--- begin ---
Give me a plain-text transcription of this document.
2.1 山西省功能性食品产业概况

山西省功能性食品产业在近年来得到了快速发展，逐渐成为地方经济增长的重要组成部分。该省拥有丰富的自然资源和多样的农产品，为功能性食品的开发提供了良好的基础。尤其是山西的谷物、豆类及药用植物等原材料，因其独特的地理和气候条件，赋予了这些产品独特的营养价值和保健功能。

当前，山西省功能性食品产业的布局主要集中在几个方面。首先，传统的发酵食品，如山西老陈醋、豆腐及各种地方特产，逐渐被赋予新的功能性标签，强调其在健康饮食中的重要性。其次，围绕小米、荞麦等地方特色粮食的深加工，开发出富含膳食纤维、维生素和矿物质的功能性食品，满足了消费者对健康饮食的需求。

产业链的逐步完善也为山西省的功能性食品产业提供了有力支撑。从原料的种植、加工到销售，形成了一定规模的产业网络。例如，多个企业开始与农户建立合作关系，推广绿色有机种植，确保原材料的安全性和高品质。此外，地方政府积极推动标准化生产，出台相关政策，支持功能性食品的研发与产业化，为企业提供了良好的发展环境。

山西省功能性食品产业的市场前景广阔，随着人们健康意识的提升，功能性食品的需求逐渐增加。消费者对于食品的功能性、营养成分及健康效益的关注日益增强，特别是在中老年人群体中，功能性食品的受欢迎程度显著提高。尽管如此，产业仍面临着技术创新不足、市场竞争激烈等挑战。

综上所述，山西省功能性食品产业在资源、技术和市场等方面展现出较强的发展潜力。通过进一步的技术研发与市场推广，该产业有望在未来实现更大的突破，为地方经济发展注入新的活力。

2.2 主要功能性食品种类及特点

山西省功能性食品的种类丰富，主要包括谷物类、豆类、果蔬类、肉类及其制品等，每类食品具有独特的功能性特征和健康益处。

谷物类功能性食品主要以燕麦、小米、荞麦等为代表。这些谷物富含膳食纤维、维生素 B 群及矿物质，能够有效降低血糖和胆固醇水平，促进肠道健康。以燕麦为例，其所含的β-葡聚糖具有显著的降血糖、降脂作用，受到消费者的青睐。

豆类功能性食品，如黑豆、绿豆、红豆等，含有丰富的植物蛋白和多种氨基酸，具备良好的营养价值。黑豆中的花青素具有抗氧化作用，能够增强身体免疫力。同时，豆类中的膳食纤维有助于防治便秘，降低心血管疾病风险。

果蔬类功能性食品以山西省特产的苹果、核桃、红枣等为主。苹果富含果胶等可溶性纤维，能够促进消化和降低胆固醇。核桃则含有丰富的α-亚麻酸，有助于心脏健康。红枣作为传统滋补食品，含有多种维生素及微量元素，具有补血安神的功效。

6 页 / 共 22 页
--- end ---
WHAT IS REQUIRED:
Write down all the entries again without a single difference.

COMPLETE OUTPUT:
Give me a plain-text transcription of this document.
2.1 山西省功能性食品产业概况

山西省功能性食品产业在近年来得到了快速发展，逐渐成为地方经济增长的重要组成部分。该省拥有丰富的自然资源和多样的农产品，为功能性食品的开发提供了良好的基础。尤其是山西的谷物、豆类及药用植物等原材料，因其独特的地理和气候条件，赋予了这些产品独特的营养价值和保健功能。

当前，山西省功能性食品产业的布局主要集中在几个方面。首先，传统的发酵食品，如山西老陈醋、豆腐及各种地方特产，逐渐被赋予新的功能性标签，强调其在健康饮食中的重要性。其次，围绕小米、荞麦等地方特色粮食的深加工，开发出富含膳食纤维、维生素和矿物质的功能性食品，满足了消费者对健康饮食的需求。

产业链的逐步完善也为山西省的功能性食品产业提供了有力支撑。从原料的种植、加工到销售，形成了一定规模的产业网络。例如，多个企业开始与农户建立合作关系，推广绿色有机种植，确保原材料的安全性和高品质。此外，地方政府积极推动标准化生产，出台相关政策，支持功能性食品的研发与产业化，为企业提供了良好的发展环境。

山西省功能性食品产业的市场前景广阔，随着人们健康意识的提升，功能性食品的需求逐渐增加。消费者对于食品的功能性、营养成分及健康效益的关注日益增强，特别是在中老年人群体中，功能性食品的受欢迎程度显著提高。尽管如此，产业仍面临着技术创新不足、市场竞争激烈等挑战。

综上所述，山西省功能性食品产业在资源、技术和市场等方面展现出较强的发展潜力。通过进一步的技术研发与市场推广，该产业有望在未来实现更大的突破，为地方经济发展注入新的活力。

2.2 主要功能性食品种类及特点

山西省功能性食品的种类丰富，主要包括谷物类、豆类、果蔬类、肉类及其制品等，每类食品具有独特的功能性特征和健康益处。

谷物类功能性食品主要以燕麦、小米、荞麦等为代表。这些谷物富含膳食纤维、维生素 B 群及矿物质，能够有效降低血糖和胆固醇水平，促进肠道健康。以燕麦为例，其所含的β-葡聚糖具有显著的降血糖、降脂作用，受到消费者的青睐。

豆类功能性食品，如黑豆、绿豆、红豆等，含有丰富的植物蛋白和多种氨基酸，具备良好的营养价值。黑豆中的花青素具有抗氧化作用，能够增强身体免疫力。同时，豆类中的膳食纤维有助于防治便秘，降低心血管疾病风险。

果蔬类功能性食品以山西省特产的苹果、核桃、红枣等为主。苹果富含果胶等可溶性纤维，能够促进消化和降低胆固醇。核桃则含有丰富的α-亚麻酸，有助于心脏健康。红枣作为传统滋补食品，含有多种维生素及微量元素，具有补血安神的功效。

6 页 / 共 22 页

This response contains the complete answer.